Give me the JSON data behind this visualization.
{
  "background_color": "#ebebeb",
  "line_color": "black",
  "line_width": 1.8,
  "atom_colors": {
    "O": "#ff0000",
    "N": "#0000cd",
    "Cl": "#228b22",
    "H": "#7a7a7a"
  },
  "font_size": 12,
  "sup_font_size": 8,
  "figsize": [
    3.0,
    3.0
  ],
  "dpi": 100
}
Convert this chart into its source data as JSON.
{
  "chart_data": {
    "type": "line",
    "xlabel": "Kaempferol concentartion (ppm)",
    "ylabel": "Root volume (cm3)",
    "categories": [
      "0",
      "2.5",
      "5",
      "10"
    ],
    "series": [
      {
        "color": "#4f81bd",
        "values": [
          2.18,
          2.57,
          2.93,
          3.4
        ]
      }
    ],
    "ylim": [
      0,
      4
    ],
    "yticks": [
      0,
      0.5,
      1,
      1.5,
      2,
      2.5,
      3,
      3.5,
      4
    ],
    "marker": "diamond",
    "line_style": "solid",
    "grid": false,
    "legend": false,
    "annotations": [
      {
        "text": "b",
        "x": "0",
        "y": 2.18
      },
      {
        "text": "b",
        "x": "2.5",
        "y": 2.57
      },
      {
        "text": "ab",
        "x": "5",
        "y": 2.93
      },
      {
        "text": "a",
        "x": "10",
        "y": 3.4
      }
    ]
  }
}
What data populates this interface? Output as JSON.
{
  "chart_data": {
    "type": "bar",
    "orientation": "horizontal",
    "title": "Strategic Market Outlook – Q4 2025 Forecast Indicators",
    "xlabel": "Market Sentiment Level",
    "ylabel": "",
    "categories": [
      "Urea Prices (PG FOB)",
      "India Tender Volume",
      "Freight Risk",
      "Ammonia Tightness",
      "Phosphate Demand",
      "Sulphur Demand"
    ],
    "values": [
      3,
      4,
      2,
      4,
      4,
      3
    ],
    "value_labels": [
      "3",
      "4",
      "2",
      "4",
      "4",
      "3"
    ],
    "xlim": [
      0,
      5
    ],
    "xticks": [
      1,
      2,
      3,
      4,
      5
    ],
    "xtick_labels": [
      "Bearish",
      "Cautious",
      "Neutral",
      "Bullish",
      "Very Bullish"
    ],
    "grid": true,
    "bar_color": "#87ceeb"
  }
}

========

→ Given instruction:
Print all the data exactly.

→ Output below:
Give me the JSON data behind this visualization.
{
  "background_color": "#ebebeb",
  "line_color": "black",
  "line_width": 1.8,
  "atom_colors": {
    "O": "#ff0000",
    "N": "#0000cd",
    "Cl": "#228b22",
    "H": "#7a7a7a"
  },
  "font_size": 12,
  "sup_font_size": 8,
  "figsize": [
    3.0,
    3.0
  ],
  "dpi": 100
}
Convert this chart into its source data as JSON.
{
  "chart_data": {
    "type": "line",
    "xlabel": "Kaempferol concentartion (ppm)",
    "ylabel": "Root volume (cm3)",
    "categories": [
      "0",
      "2.5",
      "5",
      "10"
    ],
    "series": [
      {
        "color": "#4f81bd",
        "values": [
          2.18,
          2.57,
          2.93,
          3.4
        ]
      }
    ],
    "ylim": [
      0,
      4
    ],
    "yticks": [
      0,
      0.5,
      1,
      1.5,
      2,
      2.5,
      3,
      3.5,
      4
    ],
    "marker": "diamond",
    "line_style": "solid",
    "grid": false,
    "legend": false,
    "annotations": [
      {
        "text": "b",
        "x": "0",
        "y": 2.18
      },
      {
        "text": "b",
        "x": "2.5",
        "y": 2.57
      },
      {
        "text": "ab",
        "x": "5",
        "y": 2.93
      },
      {
        "text": "a",
        "x": "10",
        "y": 3.4
      }
    ]
  }
}
What data populates this interface? Output as JSON.
{
  "chart_data": {
    "type": "bar",
    "orientation": "horizontal",
    "title": "Strategic Market Outlook – Q4 2025 Forecast Indicators",
    "xlabel": "Market Sentiment Level",
    "ylabel": "",
    "categories": [
      "Urea Prices (PG FOB)",
      "India Tender Volume",
      "Freight Risk",
      "Ammonia Tightness",
      "Phosphate Demand",
      "Sulphur Demand"
    ],
    "values": [
      3,
      4,
      2,
      4,
      4,
      3
    ],
    "value_labels": [
      "3",
      "4",
      "2",
      "4",
      "4",
      "3"
    ],
    "xlim": [
      0,
      5
    ],
    "xticks": [
      1,
      2,
      3,
      4,
      5
    ],
    "xtick_labels": [
      "Bearish",
      "Cautious",
      "Neutral",
      "Bullish",
      "Very Bullish"
    ],
    "grid": true,
    "bar_color": "#87ceeb"
  }
}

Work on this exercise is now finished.